(Collected data entries)
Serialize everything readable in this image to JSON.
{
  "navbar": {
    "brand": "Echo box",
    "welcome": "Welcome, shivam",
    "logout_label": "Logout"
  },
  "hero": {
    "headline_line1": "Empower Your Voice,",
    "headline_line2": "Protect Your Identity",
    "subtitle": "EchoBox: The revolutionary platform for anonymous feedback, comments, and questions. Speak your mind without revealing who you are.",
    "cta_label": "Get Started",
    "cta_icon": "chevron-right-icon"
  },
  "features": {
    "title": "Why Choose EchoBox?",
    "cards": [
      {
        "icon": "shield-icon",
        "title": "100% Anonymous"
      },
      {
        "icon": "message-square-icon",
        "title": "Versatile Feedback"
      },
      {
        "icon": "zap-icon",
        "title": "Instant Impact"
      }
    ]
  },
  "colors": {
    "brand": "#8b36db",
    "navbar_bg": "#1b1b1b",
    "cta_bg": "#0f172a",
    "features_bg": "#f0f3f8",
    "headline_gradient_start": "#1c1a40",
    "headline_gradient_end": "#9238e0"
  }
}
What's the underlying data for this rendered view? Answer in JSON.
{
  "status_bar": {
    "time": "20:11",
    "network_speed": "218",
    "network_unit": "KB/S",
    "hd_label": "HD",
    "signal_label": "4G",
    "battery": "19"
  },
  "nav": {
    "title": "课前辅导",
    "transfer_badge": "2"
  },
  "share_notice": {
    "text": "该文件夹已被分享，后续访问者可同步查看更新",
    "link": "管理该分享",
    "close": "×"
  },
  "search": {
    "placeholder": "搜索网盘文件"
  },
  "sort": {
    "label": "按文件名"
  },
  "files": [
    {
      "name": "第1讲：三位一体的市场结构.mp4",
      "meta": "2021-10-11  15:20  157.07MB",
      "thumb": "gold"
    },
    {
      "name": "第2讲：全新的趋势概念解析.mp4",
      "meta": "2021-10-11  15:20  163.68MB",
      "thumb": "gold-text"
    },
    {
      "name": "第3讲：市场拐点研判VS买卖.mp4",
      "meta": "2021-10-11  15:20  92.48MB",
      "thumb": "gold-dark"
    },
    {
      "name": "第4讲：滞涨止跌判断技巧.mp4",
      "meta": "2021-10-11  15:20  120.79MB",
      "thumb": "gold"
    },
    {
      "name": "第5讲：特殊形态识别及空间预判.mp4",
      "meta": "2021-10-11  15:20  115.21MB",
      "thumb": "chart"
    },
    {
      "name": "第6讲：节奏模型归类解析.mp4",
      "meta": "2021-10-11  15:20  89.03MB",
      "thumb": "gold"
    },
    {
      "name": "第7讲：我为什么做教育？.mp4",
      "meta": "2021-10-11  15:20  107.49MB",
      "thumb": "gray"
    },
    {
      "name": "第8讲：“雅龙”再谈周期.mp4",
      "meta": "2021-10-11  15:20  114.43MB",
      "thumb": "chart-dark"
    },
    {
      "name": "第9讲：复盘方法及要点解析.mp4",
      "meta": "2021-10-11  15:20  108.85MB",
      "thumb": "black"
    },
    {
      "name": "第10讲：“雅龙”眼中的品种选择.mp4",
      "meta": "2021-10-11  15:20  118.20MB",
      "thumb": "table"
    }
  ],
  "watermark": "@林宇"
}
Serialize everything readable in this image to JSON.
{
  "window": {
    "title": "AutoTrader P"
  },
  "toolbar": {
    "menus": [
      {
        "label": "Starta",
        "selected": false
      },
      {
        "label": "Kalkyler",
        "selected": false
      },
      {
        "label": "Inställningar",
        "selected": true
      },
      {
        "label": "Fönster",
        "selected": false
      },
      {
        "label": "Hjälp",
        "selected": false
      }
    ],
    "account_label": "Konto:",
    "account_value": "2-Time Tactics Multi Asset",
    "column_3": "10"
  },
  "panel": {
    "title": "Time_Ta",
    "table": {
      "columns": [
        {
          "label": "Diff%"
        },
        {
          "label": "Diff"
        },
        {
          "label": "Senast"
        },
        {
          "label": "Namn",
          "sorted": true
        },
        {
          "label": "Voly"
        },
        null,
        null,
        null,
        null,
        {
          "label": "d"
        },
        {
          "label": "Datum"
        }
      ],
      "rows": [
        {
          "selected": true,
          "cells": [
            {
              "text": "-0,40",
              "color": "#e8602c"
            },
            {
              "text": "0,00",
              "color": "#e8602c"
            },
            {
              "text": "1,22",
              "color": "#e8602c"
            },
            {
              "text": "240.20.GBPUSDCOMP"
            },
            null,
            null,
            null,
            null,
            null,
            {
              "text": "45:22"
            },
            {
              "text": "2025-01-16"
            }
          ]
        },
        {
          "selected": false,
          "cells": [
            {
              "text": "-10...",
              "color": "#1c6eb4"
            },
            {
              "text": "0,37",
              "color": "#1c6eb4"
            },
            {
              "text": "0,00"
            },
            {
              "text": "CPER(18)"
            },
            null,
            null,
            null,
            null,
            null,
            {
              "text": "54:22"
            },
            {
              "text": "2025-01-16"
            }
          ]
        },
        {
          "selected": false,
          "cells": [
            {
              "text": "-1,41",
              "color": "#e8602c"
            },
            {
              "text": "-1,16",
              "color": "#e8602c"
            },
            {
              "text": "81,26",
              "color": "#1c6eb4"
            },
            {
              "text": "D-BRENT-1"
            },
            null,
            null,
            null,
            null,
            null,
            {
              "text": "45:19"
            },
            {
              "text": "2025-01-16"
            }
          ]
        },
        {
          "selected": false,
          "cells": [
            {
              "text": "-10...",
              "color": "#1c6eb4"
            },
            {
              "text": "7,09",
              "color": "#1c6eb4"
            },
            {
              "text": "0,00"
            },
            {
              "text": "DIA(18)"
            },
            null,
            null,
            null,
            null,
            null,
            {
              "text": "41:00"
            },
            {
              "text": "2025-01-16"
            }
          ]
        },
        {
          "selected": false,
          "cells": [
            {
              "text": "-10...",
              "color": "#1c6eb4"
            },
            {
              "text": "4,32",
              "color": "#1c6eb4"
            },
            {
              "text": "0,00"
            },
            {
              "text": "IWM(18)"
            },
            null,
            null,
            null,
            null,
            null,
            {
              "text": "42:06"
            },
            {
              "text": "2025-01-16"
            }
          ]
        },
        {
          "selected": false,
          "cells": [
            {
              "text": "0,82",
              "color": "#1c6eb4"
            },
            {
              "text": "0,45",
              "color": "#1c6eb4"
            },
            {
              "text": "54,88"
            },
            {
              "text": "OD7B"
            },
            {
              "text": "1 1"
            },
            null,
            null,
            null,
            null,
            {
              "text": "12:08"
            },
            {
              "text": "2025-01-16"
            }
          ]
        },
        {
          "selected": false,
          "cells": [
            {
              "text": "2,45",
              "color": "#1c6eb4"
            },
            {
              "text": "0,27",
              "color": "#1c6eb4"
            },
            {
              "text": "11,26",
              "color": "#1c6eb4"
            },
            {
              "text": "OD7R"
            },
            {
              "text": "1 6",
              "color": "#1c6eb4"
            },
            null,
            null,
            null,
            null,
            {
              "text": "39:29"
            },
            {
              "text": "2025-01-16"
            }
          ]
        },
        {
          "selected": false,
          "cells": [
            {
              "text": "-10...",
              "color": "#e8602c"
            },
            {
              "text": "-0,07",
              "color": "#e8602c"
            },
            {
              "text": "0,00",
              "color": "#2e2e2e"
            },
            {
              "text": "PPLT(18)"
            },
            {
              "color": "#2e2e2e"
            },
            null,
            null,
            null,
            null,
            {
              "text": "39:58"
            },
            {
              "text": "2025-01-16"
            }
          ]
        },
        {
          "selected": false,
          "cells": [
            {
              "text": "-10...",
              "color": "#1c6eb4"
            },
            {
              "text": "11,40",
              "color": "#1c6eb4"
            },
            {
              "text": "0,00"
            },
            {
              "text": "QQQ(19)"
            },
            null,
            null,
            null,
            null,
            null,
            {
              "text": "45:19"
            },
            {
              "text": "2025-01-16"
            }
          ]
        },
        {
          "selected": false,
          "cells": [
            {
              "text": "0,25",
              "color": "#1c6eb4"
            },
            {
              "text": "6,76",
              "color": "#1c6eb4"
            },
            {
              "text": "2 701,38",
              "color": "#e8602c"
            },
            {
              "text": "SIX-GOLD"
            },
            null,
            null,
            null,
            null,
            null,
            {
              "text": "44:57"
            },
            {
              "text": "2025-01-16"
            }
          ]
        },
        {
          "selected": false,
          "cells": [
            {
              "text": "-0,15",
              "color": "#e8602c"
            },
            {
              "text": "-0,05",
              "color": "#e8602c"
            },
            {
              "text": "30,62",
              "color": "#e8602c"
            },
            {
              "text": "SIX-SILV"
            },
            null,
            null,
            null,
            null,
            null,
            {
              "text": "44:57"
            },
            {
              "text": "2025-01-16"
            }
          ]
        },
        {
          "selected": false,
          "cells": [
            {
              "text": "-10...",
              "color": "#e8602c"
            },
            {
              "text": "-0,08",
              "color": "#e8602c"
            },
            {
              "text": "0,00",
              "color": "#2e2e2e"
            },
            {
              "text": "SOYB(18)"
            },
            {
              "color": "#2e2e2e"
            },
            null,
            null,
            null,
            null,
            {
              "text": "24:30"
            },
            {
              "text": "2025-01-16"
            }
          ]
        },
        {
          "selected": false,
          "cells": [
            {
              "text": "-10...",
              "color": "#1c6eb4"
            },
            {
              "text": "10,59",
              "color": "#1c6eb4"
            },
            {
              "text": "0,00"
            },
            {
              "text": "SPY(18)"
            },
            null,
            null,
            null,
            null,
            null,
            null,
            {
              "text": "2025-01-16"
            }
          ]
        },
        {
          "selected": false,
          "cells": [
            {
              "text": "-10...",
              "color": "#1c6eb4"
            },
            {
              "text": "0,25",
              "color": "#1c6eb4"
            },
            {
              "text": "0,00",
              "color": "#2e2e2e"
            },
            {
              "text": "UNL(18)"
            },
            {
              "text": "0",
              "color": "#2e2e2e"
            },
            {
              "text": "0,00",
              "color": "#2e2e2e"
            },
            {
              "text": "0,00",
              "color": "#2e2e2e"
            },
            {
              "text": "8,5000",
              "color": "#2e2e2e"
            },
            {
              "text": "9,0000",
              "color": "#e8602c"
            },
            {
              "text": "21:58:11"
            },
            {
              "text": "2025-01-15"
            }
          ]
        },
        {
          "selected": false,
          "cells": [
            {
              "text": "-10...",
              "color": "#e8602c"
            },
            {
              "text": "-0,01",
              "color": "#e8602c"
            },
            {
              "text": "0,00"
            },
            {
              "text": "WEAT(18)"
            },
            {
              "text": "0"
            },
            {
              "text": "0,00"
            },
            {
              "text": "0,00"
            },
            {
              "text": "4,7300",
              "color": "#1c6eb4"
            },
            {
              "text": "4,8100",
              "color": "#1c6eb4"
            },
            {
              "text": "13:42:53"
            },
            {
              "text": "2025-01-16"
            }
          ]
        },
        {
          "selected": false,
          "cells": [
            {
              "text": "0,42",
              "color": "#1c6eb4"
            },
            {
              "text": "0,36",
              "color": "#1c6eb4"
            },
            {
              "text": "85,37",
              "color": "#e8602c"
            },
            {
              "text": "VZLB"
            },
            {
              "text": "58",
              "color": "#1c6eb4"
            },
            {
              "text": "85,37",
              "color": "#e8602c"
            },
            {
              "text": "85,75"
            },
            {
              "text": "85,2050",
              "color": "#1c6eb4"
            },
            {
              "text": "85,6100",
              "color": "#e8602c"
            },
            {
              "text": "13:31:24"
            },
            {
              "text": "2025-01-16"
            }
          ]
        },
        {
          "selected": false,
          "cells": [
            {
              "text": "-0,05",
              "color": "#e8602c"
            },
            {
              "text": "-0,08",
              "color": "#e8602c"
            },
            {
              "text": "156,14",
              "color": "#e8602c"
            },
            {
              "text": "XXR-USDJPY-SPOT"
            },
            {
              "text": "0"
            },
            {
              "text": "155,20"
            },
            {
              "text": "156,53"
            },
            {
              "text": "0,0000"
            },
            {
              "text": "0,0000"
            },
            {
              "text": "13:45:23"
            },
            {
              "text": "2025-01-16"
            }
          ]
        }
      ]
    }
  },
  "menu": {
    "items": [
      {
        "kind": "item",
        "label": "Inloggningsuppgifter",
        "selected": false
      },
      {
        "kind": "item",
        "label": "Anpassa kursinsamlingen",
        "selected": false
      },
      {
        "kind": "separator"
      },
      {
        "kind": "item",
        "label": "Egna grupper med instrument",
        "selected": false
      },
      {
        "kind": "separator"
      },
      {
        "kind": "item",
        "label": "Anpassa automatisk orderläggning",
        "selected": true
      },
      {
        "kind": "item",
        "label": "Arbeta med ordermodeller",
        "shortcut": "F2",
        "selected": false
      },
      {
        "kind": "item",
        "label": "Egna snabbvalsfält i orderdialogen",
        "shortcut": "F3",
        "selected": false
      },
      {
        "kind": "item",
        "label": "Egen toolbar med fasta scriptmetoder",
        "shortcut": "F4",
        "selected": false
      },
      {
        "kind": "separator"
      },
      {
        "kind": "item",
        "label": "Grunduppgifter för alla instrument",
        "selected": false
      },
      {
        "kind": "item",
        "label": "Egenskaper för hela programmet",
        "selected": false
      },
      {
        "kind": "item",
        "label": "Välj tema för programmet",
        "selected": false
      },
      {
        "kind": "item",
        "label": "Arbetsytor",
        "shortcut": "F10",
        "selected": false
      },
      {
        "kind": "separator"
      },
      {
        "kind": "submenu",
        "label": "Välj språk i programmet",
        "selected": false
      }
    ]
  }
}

▶ Set task:
Return every line in the listing that contains the word "toolbar".

▶ Full output:
  "toolbar": {
        "label": "Egen toolbar med fasta scriptmetoder",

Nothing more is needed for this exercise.